EXERCISE: Retype the records that come next, word for word.
## BEGIN INPUT RECORDS
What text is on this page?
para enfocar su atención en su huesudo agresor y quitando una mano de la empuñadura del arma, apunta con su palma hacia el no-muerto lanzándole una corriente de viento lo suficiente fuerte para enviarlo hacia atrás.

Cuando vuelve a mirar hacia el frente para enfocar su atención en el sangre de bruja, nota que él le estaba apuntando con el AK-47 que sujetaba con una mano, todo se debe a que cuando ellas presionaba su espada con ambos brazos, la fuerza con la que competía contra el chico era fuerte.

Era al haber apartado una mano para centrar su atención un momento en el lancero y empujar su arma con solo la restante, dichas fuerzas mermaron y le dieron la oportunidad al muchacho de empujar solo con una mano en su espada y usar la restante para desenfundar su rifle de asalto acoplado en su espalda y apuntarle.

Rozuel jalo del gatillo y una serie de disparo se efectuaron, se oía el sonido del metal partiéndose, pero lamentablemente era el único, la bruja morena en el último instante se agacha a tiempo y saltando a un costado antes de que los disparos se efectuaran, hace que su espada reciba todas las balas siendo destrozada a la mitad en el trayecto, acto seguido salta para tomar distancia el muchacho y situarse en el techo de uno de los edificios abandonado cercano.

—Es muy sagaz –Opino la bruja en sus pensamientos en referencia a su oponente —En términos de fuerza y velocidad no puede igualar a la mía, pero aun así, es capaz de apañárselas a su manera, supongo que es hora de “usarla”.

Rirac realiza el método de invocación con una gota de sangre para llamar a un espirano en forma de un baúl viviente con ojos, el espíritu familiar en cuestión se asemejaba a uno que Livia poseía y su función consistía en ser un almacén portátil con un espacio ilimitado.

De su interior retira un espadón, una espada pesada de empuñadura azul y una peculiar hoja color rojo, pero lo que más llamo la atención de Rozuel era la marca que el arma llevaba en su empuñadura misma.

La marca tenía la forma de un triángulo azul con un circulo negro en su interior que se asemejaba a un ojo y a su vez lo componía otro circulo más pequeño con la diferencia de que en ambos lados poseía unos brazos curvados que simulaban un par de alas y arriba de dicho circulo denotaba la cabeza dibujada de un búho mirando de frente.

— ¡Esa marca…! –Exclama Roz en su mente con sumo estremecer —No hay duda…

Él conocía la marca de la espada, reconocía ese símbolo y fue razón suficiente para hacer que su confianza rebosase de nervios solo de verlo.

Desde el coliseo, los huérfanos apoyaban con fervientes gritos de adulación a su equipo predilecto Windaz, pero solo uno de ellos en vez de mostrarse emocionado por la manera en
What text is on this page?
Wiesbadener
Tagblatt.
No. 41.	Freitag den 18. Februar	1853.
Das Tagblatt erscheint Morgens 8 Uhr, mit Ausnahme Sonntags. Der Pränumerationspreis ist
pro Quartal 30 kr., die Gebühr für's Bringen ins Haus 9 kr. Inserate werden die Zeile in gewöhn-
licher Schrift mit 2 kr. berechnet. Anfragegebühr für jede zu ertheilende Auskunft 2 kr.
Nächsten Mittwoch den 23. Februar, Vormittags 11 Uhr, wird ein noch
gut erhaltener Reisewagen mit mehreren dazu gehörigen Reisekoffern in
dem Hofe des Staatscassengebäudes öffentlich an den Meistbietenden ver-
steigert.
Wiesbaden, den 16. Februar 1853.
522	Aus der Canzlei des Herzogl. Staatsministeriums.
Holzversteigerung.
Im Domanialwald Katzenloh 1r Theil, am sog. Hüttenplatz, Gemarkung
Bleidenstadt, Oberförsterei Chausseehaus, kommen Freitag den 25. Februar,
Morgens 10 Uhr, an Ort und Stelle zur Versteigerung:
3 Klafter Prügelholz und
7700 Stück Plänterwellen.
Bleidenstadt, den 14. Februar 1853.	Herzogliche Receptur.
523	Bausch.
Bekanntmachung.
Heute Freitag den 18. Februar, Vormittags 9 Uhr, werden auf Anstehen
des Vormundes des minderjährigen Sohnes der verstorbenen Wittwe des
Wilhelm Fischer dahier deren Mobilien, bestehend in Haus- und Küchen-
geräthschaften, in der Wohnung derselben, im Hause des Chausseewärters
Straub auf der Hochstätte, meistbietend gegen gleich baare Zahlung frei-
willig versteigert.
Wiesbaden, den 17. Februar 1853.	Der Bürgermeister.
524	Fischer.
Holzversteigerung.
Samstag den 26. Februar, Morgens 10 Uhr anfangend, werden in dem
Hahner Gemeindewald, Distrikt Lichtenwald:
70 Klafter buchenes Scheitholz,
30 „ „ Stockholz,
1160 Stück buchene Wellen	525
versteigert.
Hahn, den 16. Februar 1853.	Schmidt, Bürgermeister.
## END INPUT RECORDS
RESULT:
What text is on this page?
para enfocar su atención en su huesudo agresor y quitando una mano de la empuñadura del arma, apunta con su palma hacia el no-muerto lanzándole una corriente de viento lo suficiente fuerte para enviarlo hacia atrás.

Cuando vuelve a mirar hacia el frente para enfocar su atención en el sangre de bruja, nota que él le estaba apuntando con el AK-47 que sujetaba con una mano, todo se debe a que cuando ellas presionaba su espada con ambos brazos, la fuerza con la que competía contra el chico era fuerte.

Era al haber apartado una mano para centrar su atención un momento en el lancero y empujar su arma con solo la restante, dichas fuerzas mermaron y le dieron la oportunidad al muchacho de empujar solo con una mano en su espada y usar la restante para desenfundar su rifle de asalto acoplado en su espalda y apuntarle.

Rozuel jalo del gatillo y una serie de disparo se efectuaron, se oía el sonido del metal partiéndose, pero lamentablemente era el único, la bruja morena en el último instante se agacha a tiempo y saltando a un costado antes de que los disparos se efectuaran, hace que su espada reciba todas las balas siendo destrozada a la mitad en el trayecto, acto seguido salta para tomar distancia el muchacho y situarse en el techo de uno de los edificios abandonado cercano.

—Es muy sagaz –Opino la bruja en sus pensamientos en referencia a su oponente —En términos de fuerza y velocidad no puede igualar a la mía, pero aun así, es capaz de apañárselas a su manera, supongo que es hora de “usarla”.

Rirac realiza el método de invocación con una gota de sangre para llamar a un espirano en forma de un baúl viviente con ojos, el espíritu familiar en cuestión se asemejaba a uno que Livia poseía y su función consistía en ser un almacén portátil con un espacio ilimitado.

De su interior retira un espadón, una espada pesada de empuñadura azul y una peculiar hoja color rojo, pero lo que más llamo la atención de Rozuel era la marca que el arma llevaba en su empuñadura misma.

La marca tenía la forma de un triángulo azul con un circulo negro en su interior que se asemejaba a un ojo y a su vez lo componía otro circulo más pequeño con la diferencia de que en ambos lados poseía unos brazos curvados que simulaban un par de alas y arriba de dicho circulo denotaba la cabeza dibujada de un búho mirando de frente.

— ¡Esa marca…! –Exclama Roz en su mente con sumo estremecer —No hay duda…

Él conocía la marca de la espada, reconocía ese símbolo y fue razón suficiente para hacer que su confianza rebosase de nervios solo de verlo.

Desde el coliseo, los huérfanos apoyaban con fervientes gritos de adulación a su equipo predilecto Windaz, pero solo uno de ellos en vez de mostrarse emocionado por la manera en
What text is on this page?
Wiesbadener
Tagblatt.
No. 41.	Freitag den 18. Februar	1853.
Das Tagblatt erscheint Morgens 8 Uhr, mit Ausnahme Sonntags. Der Pränumerationspreis ist
pro Quartal 30 kr., die Gebühr für's Bringen ins Haus 9 kr. Inserate werden die Zeile in gewöhn-
licher Schrift mit 2 kr. berechnet. Anfragegebühr für jede zu ertheilende Auskunft 2 kr.
Nächsten Mittwoch den 23. Februar, Vormittags 11 Uhr, wird ein noch
gut erhaltener Reisewagen mit mehreren dazu gehörigen Reisekoffern in
dem Hofe des Staatscassengebäudes öffentlich an den Meistbietenden ver-
steigert.
Wiesbaden, den 16. Februar 1853.
522	Aus der Canzlei des Herzogl. Staatsministeriums.
Holzversteigerung.
Im Domanialwald Katzenloh 1r Theil, am sog. Hüttenplatz, Gemarkung
Bleidenstadt, Oberförsterei Chausseehaus, kommen Freitag den 25. Februar,
Morgens 10 Uhr, an Ort und Stelle zur Versteigerung:
3 Klafter Prügelholz und
7700 Stück Plänterwellen.
Bleidenstadt, den 14. Februar 1853.	Herzogliche Receptur.
523	Bausch.
Bekanntmachung.
Heute Freitag den 18. Februar, Vormittags 9 Uhr, werden auf Anstehen
des Vormundes des minderjährigen Sohnes der verstorbenen Wittwe des
Wilhelm Fischer dahier deren Mobilien, bestehend in Haus- und Küchen-
geräthschaften, in der Wohnung derselben, im Hause des Chausseewärters
Straub auf der Hochstätte, meistbietend gegen gleich baare Zahlung frei-
willig versteigert.
Wiesbaden, den 17. Februar 1853.	Der Bürgermeister.
524	Fischer.
Holzversteigerung.
Samstag den 26. Februar, Morgens 10 Uhr anfangend, werden in dem
Hahner Gemeindewald, Distrikt Lichtenwald:
70 Klafter buchenes Scheitholz,
30 „ „ Stockholz,
1160 Stück buchene Wellen	525
versteigert.
Hahn, den 16. Februar 1853.	Schmidt, Bürgermeister.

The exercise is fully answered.